Items from a data source
───

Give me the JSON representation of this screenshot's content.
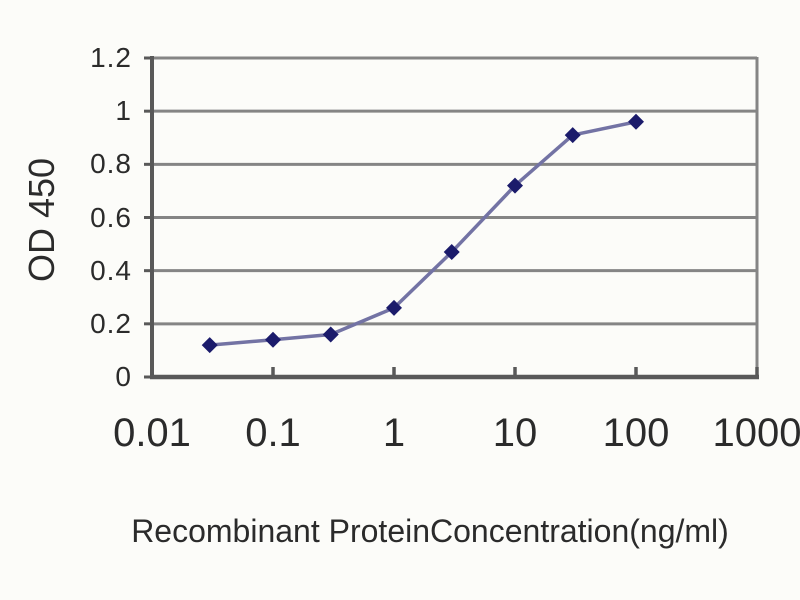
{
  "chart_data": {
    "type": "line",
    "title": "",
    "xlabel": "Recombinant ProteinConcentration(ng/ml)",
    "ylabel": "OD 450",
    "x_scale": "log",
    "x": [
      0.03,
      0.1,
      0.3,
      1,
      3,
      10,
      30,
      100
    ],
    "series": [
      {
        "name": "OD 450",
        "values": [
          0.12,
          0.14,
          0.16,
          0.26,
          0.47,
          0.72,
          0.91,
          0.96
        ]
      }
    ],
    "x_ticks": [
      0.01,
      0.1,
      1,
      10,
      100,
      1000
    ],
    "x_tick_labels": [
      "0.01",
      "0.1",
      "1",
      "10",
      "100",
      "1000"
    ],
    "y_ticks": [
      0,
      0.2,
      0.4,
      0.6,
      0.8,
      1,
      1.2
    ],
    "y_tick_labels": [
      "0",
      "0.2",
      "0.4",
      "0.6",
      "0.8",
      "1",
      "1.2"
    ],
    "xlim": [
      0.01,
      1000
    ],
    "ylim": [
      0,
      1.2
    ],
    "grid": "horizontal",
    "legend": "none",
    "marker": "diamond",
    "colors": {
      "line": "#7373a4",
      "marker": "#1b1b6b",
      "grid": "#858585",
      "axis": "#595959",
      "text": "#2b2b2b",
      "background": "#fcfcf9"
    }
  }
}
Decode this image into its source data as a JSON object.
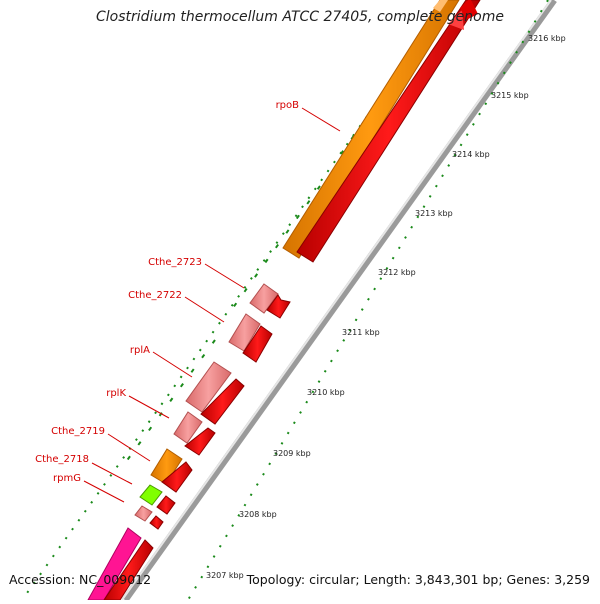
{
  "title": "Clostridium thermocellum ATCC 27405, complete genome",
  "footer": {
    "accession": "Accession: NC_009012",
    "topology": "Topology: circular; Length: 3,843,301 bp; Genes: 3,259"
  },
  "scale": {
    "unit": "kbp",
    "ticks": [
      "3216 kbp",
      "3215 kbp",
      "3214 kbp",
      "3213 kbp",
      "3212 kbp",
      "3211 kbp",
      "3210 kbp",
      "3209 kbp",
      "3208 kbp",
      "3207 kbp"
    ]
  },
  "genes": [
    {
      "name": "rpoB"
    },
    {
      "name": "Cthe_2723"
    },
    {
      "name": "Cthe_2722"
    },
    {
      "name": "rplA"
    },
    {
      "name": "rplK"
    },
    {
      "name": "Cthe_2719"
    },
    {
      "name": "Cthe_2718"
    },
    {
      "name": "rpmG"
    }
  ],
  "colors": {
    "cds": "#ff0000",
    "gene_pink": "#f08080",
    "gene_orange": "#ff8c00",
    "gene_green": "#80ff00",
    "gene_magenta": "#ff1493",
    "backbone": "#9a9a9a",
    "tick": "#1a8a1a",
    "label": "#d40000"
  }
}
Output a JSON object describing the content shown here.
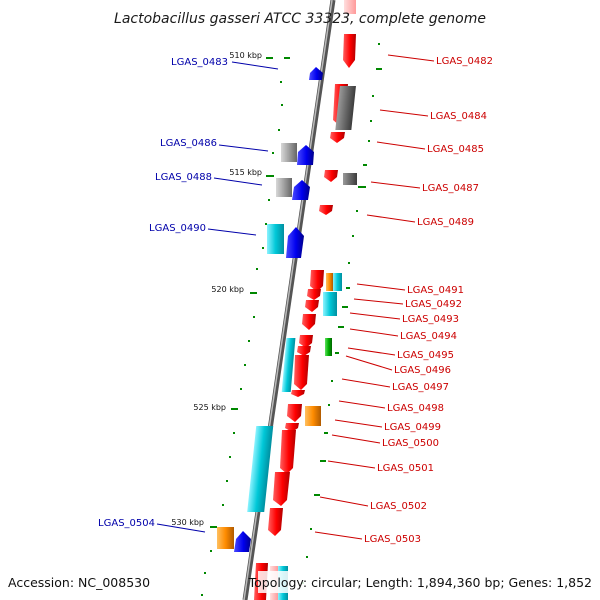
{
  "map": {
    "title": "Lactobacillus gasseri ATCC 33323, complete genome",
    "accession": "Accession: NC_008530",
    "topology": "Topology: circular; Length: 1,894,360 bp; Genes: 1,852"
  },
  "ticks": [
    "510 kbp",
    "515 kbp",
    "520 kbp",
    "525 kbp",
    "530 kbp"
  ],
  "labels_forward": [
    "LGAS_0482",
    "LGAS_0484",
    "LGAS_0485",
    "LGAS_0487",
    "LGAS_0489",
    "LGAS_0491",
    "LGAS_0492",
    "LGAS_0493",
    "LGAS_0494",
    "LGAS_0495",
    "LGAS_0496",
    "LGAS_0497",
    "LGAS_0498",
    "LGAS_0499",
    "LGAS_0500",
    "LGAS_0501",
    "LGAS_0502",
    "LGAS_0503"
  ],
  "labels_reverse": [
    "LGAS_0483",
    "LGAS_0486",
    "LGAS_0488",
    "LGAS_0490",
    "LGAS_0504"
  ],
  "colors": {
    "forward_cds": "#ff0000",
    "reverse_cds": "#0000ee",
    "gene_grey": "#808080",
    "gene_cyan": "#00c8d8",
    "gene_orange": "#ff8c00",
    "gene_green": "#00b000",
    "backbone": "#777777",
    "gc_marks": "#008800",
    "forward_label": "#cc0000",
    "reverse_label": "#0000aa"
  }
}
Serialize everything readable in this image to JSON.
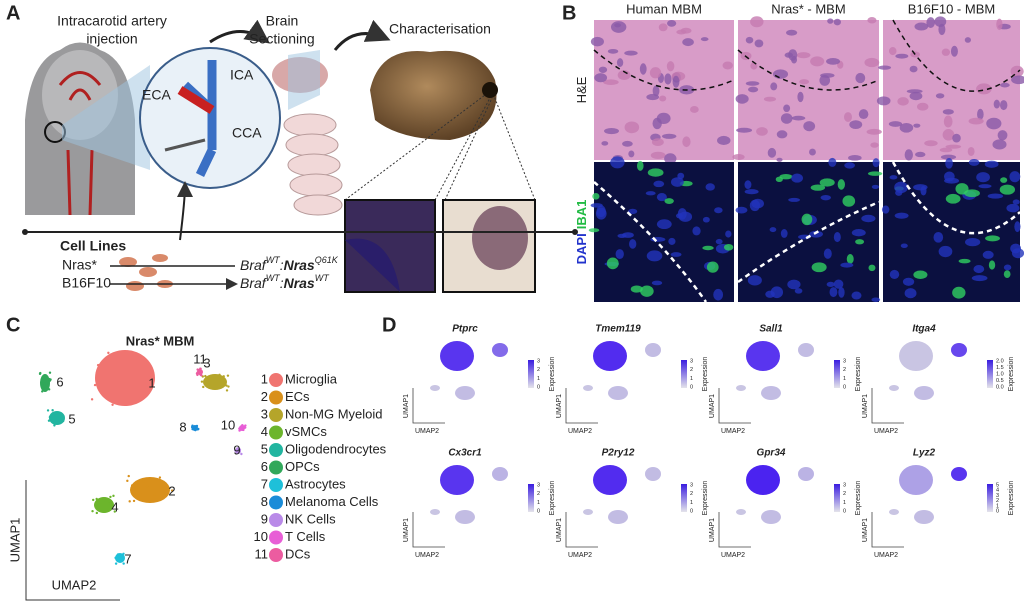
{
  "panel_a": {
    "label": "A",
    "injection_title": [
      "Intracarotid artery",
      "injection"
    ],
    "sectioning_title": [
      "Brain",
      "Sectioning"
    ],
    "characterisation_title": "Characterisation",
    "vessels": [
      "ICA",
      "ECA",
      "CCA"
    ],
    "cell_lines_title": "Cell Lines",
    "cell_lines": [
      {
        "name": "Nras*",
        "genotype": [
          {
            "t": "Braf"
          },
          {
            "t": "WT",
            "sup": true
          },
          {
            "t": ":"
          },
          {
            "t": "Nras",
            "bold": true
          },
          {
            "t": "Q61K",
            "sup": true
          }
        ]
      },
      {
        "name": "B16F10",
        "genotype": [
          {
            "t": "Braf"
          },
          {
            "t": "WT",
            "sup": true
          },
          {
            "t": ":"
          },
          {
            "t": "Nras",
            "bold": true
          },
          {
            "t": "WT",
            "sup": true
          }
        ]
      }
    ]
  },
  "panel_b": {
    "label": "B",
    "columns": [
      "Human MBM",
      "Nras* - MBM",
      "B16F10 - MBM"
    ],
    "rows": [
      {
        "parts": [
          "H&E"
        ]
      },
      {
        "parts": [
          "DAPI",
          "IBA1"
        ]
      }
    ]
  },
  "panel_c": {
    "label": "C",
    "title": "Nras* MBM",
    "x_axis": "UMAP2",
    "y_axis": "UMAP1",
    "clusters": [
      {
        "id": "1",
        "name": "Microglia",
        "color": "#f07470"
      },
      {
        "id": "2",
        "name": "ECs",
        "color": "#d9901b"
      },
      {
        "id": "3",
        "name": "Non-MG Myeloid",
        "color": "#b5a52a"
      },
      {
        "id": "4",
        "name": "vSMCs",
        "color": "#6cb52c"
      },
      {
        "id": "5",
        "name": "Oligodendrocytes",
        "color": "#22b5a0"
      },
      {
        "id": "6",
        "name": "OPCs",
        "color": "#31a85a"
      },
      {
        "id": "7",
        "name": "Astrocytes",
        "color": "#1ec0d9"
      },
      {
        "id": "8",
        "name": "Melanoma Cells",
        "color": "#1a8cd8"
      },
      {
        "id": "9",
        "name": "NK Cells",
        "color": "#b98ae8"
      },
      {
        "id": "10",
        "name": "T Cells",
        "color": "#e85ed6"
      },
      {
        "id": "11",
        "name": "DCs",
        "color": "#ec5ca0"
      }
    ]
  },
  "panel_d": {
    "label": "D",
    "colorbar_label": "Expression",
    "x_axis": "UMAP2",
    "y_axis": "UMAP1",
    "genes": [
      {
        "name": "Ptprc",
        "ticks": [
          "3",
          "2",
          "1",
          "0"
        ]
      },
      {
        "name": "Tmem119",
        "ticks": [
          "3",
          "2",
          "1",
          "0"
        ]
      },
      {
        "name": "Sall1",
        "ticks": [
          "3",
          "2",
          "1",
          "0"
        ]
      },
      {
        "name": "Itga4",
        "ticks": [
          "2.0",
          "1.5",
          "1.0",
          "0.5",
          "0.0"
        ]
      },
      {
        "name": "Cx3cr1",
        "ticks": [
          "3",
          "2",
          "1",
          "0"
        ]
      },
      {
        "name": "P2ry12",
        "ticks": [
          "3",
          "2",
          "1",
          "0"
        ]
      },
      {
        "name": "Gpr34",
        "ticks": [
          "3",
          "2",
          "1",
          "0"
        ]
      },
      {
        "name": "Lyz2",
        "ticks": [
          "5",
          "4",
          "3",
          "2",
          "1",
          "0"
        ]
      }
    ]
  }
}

───

▸ Assignment
The result should be every line of the data, reproduced exactly, with the images removed.

▸ Solution for this task
Give me the JSON representation of this screenshot's content.
{
  "chart_data": {
    "type": "line",
    "title": "",
    "xlabel": "Recombinant ProteinConcentration(ng/ml)",
    "ylabel": "OD 450",
    "x_scale": "log",
    "x": [
      0.03,
      0.1,
      0.3,
      1,
      3,
      10,
      30,
      100
    ],
    "series": [
      {
        "name": "OD 450",
        "values": [
          0.12,
          0.14,
          0.16,
          0.26,
          0.47,
          0.72,
          0.91,
          0.96
        ]
      }
    ],
    "x_ticks": [
      0.01,
      0.1,
      1,
      10,
      100,
      1000
    ],
    "x_tick_labels": [
      "0.01",
      "0.1",
      "1",
      "10",
      "100",
      "1000"
    ],
    "y_ticks": [
      0,
      0.2,
      0.4,
      0.6,
      0.8,
      1,
      1.2
    ],
    "y_tick_labels": [
      "0",
      "0.2",
      "0.4",
      "0.6",
      "0.8",
      "1",
      "1.2"
    ],
    "xlim": [
      0.01,
      1000
    ],
    "ylim": [
      0,
      1.2
    ],
    "grid": "horizontal",
    "legend": "none",
    "marker": "diamond",
    "colors": {
      "line": "#7373a4",
      "marker": "#1b1b6b",
      "grid": "#858585",
      "axis": "#595959",
      "text": "#2b2b2b",
      "background": "#fcfcf9"
    }
  }
}
Decode this image into its source data as a JSON object.
{
  "title": "Clostridium thermocellum ATCC 27405, complete genome",
  "footer": {
    "accession": "Accession: NC_009012",
    "topology": "Topology: circular; Length: 3,843,301 bp; Genes: 3,259"
  },
  "scale": {
    "unit": "kbp",
    "ticks": [
      "3216 kbp",
      "3215 kbp",
      "3214 kbp",
      "3213 kbp",
      "3212 kbp",
      "3211 kbp",
      "3210 kbp",
      "3209 kbp",
      "3208 kbp",
      "3207 kbp"
    ]
  },
  "genes": [
    {
      "name": "rpoB"
    },
    {
      "name": "Cthe_2723"
    },
    {
      "name": "Cthe_2722"
    },
    {
      "name": "rplA"
    },
    {
      "name": "rplK"
    },
    {
      "name": "Cthe_2719"
    },
    {
      "name": "Cthe_2718"
    },
    {
      "name": "rpmG"
    }
  ],
  "colors": {
    "cds": "#ff0000",
    "gene_pink": "#f08080",
    "gene_orange": "#ff8c00",
    "gene_green": "#80ff00",
    "gene_magenta": "#ff1493",
    "backbone": "#9a9a9a",
    "tick": "#1a8a1a",
    "label": "#d40000"
  }
}
Output a JSON object describing the content shown here.
{
  "map": {
    "title": "Lactobacillus gasseri ATCC 33323, complete genome",
    "accession": "Accession: NC_008530",
    "topology": "Topology: circular; Length: 1,894,360 bp; Genes: 1,852"
  },
  "ticks": [
    "510 kbp",
    "515 kbp",
    "520 kbp",
    "525 kbp",
    "530 kbp"
  ],
  "labels_forward": [
    "LGAS_0482",
    "LGAS_0484",
    "LGAS_0485",
    "LGAS_0487",
    "LGAS_0489",
    "LGAS_0491",
    "LGAS_0492",
    "LGAS_0493",
    "LGAS_0494",
    "LGAS_0495",
    "LGAS_0496",
    "LGAS_0497",
    "LGAS_0498",
    "LGAS_0499",
    "LGAS_0500",
    "LGAS_0501",
    "LGAS_0502",
    "LGAS_0503"
  ],
  "labels_reverse": [
    "LGAS_0483",
    "LGAS_0486",
    "LGAS_0488",
    "LGAS_0490",
    "LGAS_0504"
  ],
  "colors": {
    "forward_cds": "#ff0000",
    "reverse_cds": "#0000ee",
    "gene_grey": "#808080",
    "gene_cyan": "#00c8d8",
    "gene_orange": "#ff8c00",
    "gene_green": "#00b000",
    "backbone": "#777777",
    "gc_marks": "#008800",
    "forward_label": "#cc0000",
    "reverse_label": "#0000aa"
  }
}
Serialize everything readable in this image to JSON.
{
  "panel_a": {
    "label": "A",
    "injection_title": [
      "Intracarotid artery",
      "injection"
    ],
    "sectioning_title": [
      "Brain",
      "Sectioning"
    ],
    "characterisation_title": "Characterisation",
    "vessels": [
      "ICA",
      "ECA",
      "CCA"
    ],
    "cell_lines_title": "Cell Lines",
    "cell_lines": [
      {
        "name": "Nras*",
        "genotype": [
          {
            "t": "Braf"
          },
          {
            "t": "WT",
            "sup": true
          },
          {
            "t": ":"
          },
          {
            "t": "Nras",
            "bold": true
          },
          {
            "t": "Q61K",
            "sup": true
          }
        ]
      },
      {
        "name": "B16F10",
        "genotype": [
          {
            "t": "Braf"
          },
          {
            "t": "WT",
            "sup": true
          },
          {
            "t": ":"
          },
          {
            "t": "Nras",
            "bold": true
          },
          {
            "t": "WT",
            "sup": true
          }
        ]
      }
    ]
  },
  "panel_b": {
    "label": "B",
    "columns": [
      "Human MBM",
      "Nras* - MBM",
      "B16F10 - MBM"
    ],
    "rows": [
      {
        "parts": [
          "H&E"
        ]
      },
      {
        "parts": [
          "DAPI",
          "IBA1"
        ]
      }
    ]
  },
  "panel_c": {
    "label": "C",
    "title": "Nras* MBM",
    "x_axis": "UMAP2",
    "y_axis": "UMAP1",
    "clusters": [
      {
        "id": "1",
        "name": "Microglia",
        "color": "#f07470"
      },
      {
        "id": "2",
        "name": "ECs",
        "color": "#d9901b"
      },
      {
        "id": "3",
        "name": "Non-MG Myeloid",
        "color": "#b5a52a"
      },
      {
        "id": "4",
        "name": "vSMCs",
        "color": "#6cb52c"
      },
      {
        "id": "5",
        "name": "Oligodendrocytes",
        "color": "#22b5a0"
      },
      {
        "id": "6",
        "name": "OPCs",
        "color": "#31a85a"
      },
      {
        "id": "7",
        "name": "Astrocytes",
        "color": "#1ec0d9"
      },
      {
        "id": "8",
        "name": "Melanoma Cells",
        "color": "#1a8cd8"
      },
      {
        "id": "9",
        "name": "NK Cells",
        "color": "#b98ae8"
      },
      {
        "id": "10",
        "name": "T Cells",
        "color": "#e85ed6"
      },
      {
        "id": "11",
        "name": "DCs",
        "color": "#ec5ca0"
      }
    ]
  },
  "panel_d": {
    "label": "D",
    "colorbar_label": "Expression",
    "x_axis": "UMAP2",
    "y_axis": "UMAP1",
    "genes": [
      {
        "name": "Ptprc",
        "ticks": [
          "3",
          "2",
          "1",
          "0"
        ]
      },
      {
        "name": "Tmem119",
        "ticks": [
          "3",
          "2",
          "1",
          "0"
        ]
      },
      {
        "name": "Sall1",
        "ticks": [
          "3",
          "2",
          "1",
          "0"
        ]
      },
      {
        "name": "Itga4",
        "ticks": [
          "2.0",
          "1.5",
          "1.0",
          "0.5",
          "0.0"
        ]
      },
      {
        "name": "Cx3cr1",
        "ticks": [
          "3",
          "2",
          "1",
          "0"
        ]
      },
      {
        "name": "P2ry12",
        "ticks": [
          "3",
          "2",
          "1",
          "0"
        ]
      },
      {
        "name": "Gpr34",
        "ticks": [
          "3",
          "2",
          "1",
          "0"
        ]
      },
      {
        "name": "Lyz2",
        "ticks": [
          "5",
          "4",
          "3",
          "2",
          "1",
          "0"
        ]
      }
    ]
  }
}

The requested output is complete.